══ Recorded data ══

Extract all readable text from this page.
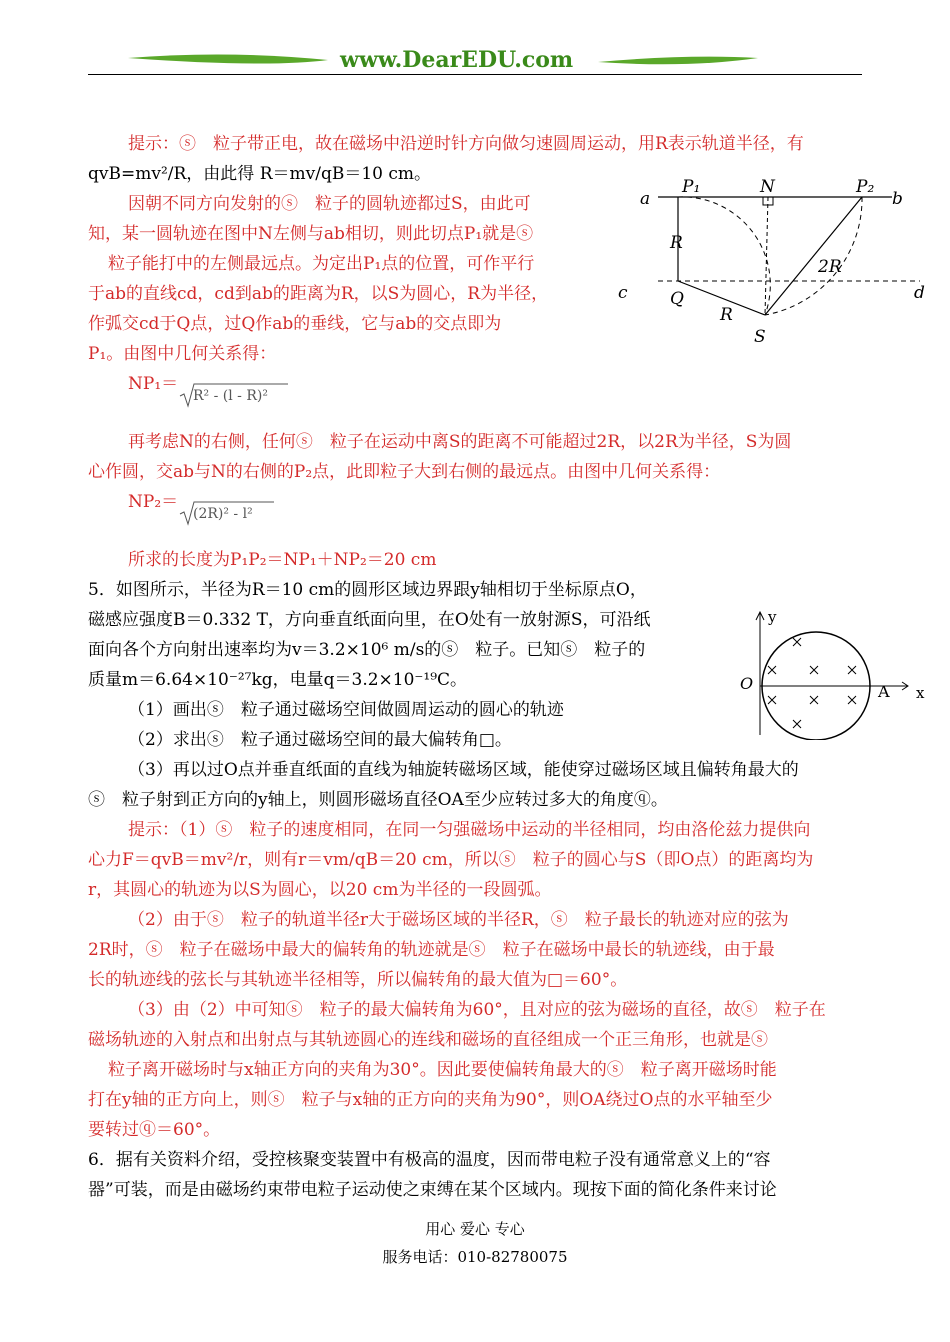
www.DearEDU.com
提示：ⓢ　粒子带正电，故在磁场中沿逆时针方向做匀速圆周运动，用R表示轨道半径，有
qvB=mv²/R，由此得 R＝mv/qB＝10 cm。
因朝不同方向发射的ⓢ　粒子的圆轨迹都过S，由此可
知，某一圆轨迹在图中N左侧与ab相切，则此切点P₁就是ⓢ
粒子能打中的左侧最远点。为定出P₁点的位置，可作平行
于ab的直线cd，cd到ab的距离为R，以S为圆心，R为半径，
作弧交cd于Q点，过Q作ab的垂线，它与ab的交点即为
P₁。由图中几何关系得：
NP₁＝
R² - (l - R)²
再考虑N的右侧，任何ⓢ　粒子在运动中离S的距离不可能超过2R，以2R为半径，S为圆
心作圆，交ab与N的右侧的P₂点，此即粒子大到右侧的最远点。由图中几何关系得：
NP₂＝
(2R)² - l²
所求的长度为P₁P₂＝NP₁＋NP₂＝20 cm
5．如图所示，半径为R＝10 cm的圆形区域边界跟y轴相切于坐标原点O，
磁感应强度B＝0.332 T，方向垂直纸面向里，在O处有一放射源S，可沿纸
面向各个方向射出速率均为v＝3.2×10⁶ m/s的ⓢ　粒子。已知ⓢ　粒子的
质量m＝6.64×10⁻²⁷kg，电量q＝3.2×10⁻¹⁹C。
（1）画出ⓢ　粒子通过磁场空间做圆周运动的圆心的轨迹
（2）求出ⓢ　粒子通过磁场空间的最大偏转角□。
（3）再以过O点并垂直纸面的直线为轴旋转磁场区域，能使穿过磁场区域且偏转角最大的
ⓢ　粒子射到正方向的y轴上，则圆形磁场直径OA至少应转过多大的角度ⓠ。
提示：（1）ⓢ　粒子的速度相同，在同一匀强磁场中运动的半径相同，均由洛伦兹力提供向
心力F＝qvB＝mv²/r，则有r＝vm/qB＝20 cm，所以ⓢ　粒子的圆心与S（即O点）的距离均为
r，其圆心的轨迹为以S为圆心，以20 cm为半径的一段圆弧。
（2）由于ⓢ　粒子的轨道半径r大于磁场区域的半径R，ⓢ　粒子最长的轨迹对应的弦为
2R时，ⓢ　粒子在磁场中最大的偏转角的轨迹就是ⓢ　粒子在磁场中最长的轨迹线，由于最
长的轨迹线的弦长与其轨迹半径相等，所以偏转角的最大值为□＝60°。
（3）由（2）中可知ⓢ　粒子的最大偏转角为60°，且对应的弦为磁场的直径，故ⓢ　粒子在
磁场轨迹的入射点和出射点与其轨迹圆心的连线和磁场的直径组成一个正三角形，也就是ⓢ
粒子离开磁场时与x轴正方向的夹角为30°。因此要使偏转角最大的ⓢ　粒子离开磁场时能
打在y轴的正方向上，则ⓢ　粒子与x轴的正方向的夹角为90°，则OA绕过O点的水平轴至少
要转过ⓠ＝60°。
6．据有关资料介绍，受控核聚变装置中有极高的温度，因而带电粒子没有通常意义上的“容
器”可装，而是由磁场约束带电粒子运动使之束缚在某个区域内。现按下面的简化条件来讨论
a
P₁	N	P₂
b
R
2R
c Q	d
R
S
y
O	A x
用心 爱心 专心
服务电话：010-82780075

═══
══ Recorded data ══

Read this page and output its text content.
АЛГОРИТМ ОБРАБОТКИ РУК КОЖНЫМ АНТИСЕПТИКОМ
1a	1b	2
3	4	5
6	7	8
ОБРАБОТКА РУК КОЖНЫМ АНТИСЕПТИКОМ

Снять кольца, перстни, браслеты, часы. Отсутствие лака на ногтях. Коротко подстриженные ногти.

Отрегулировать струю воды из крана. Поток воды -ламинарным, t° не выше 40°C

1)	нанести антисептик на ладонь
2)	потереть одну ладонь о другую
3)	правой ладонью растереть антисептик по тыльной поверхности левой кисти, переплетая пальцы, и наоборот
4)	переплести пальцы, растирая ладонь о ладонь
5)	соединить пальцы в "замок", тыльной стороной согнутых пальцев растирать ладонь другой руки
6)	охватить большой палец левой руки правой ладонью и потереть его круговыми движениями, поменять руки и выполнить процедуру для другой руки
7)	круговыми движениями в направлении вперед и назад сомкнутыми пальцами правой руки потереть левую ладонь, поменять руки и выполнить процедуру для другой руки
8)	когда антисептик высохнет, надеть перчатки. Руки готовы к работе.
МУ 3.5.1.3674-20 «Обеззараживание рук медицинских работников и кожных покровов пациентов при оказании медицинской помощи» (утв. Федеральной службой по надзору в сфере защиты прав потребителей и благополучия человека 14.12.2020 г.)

═══
══ Recorded data ══

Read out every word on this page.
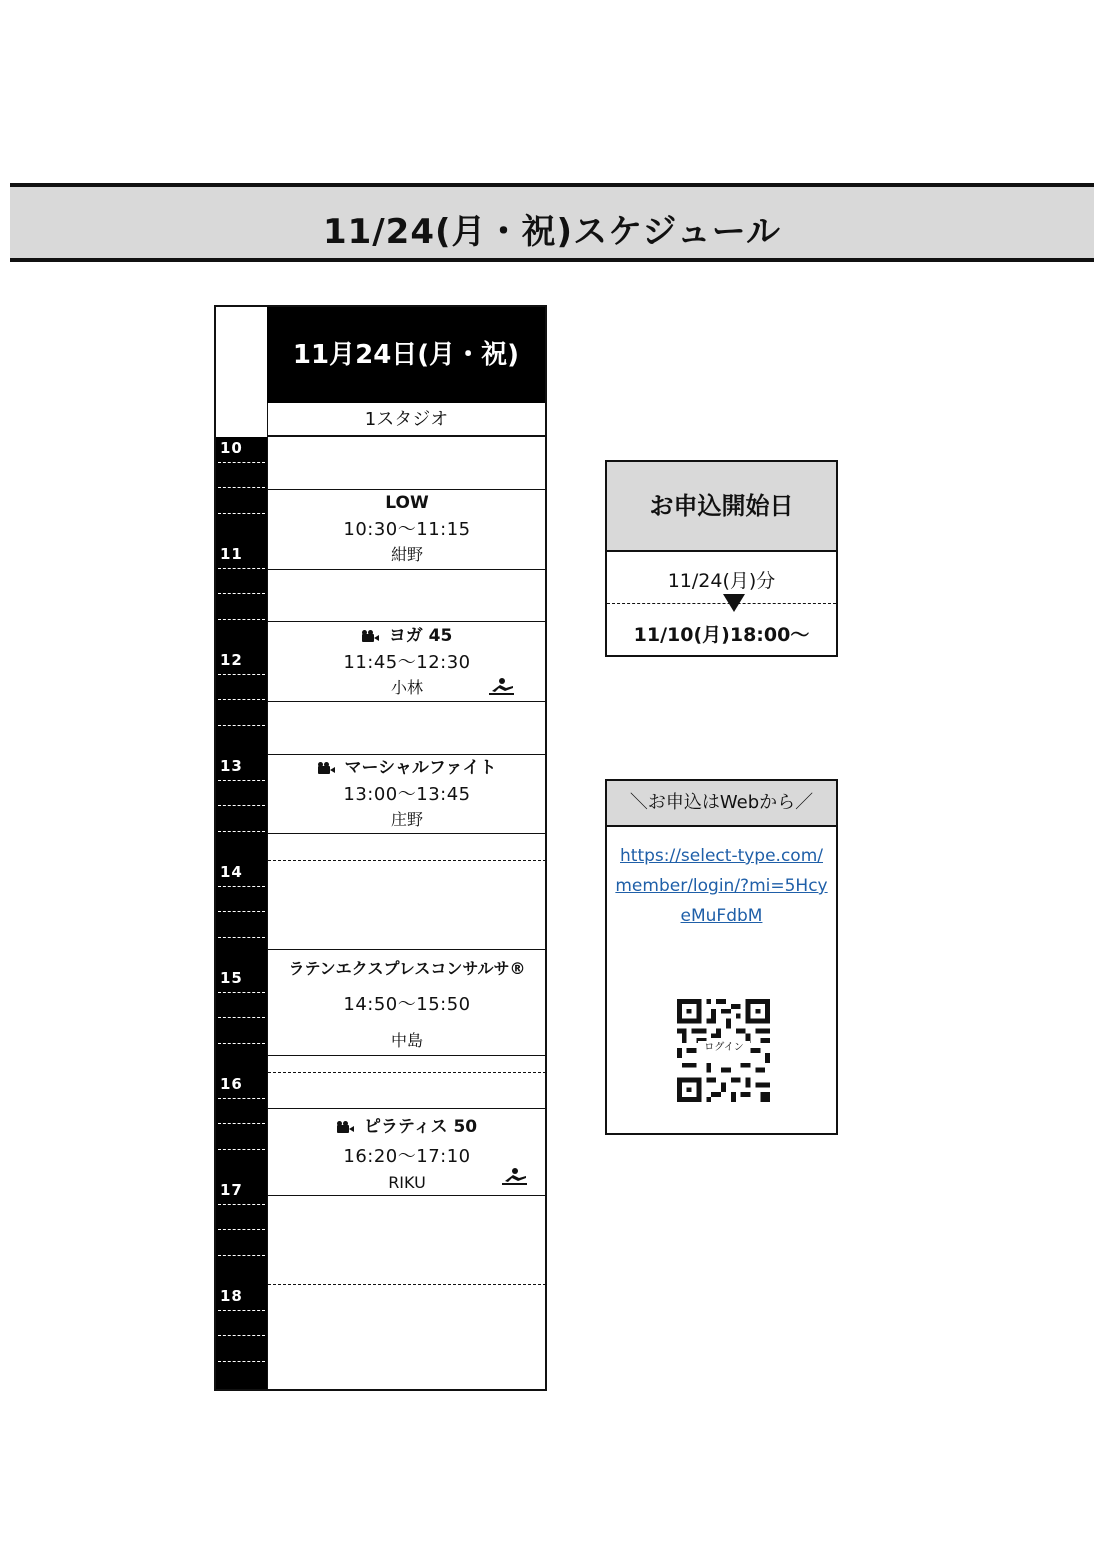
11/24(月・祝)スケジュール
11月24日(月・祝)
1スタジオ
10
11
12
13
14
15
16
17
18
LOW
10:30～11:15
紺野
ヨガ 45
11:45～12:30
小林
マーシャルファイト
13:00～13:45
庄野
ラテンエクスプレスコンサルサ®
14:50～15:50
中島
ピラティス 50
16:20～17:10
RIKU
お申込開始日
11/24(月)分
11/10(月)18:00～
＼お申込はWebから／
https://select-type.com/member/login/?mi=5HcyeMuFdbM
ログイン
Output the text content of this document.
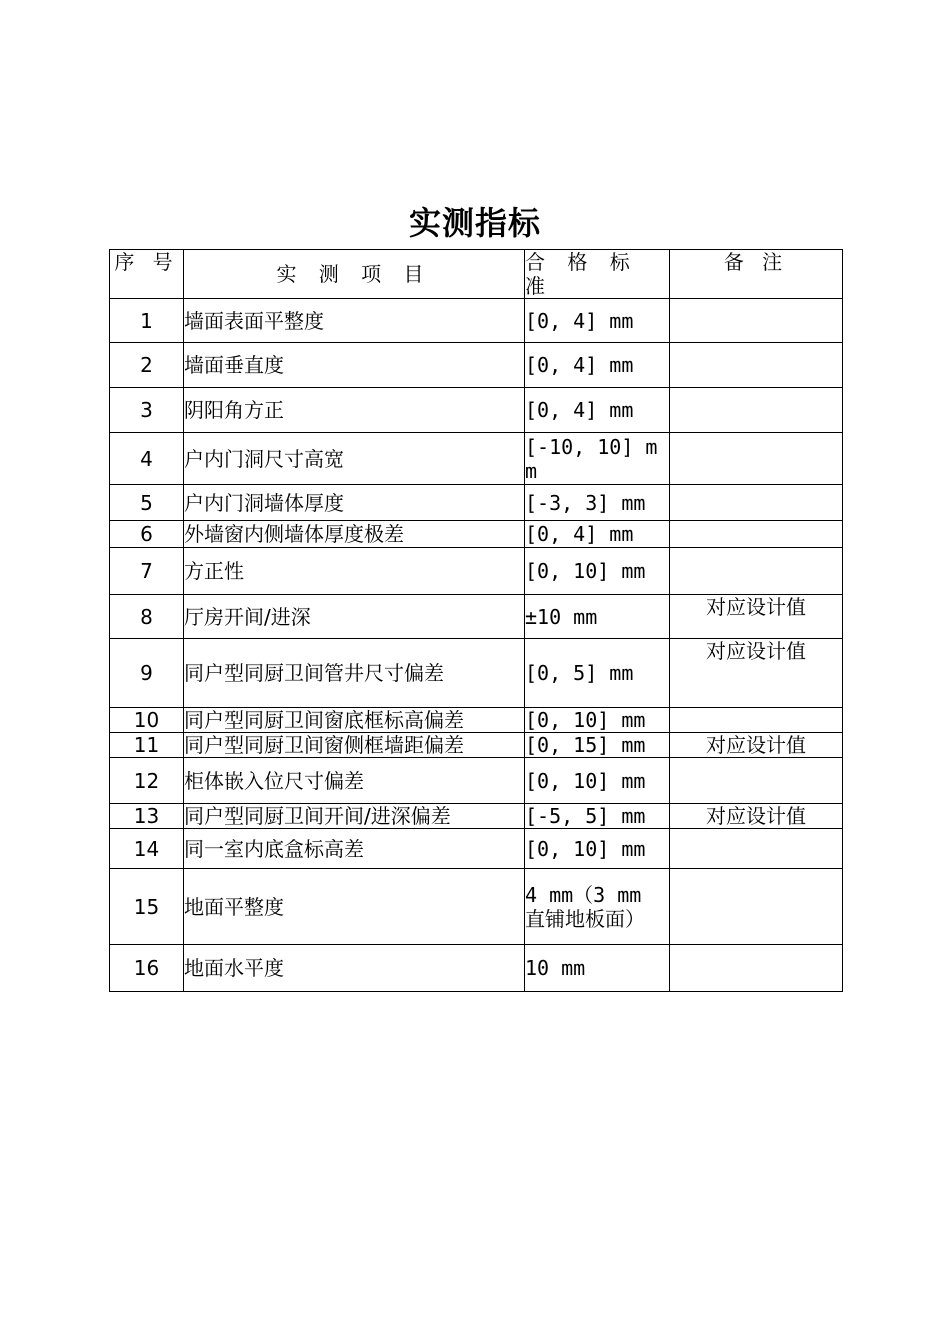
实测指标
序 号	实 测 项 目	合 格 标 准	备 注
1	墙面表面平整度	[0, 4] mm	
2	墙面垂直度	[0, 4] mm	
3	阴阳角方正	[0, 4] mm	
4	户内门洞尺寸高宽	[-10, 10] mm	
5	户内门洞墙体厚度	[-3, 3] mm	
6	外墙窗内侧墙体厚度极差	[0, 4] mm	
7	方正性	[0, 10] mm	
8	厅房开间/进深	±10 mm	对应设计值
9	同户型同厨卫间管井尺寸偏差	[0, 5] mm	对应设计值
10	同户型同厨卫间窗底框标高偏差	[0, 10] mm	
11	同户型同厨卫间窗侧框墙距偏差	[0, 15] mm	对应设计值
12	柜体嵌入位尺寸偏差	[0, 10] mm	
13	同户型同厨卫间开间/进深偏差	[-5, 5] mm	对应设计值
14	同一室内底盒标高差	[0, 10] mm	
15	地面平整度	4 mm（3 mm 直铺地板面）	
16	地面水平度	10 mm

═══

## Brief
What is the number of lines in the records that contain the word "левой"? Answer with the number and nothing else.

## Answer to the task
2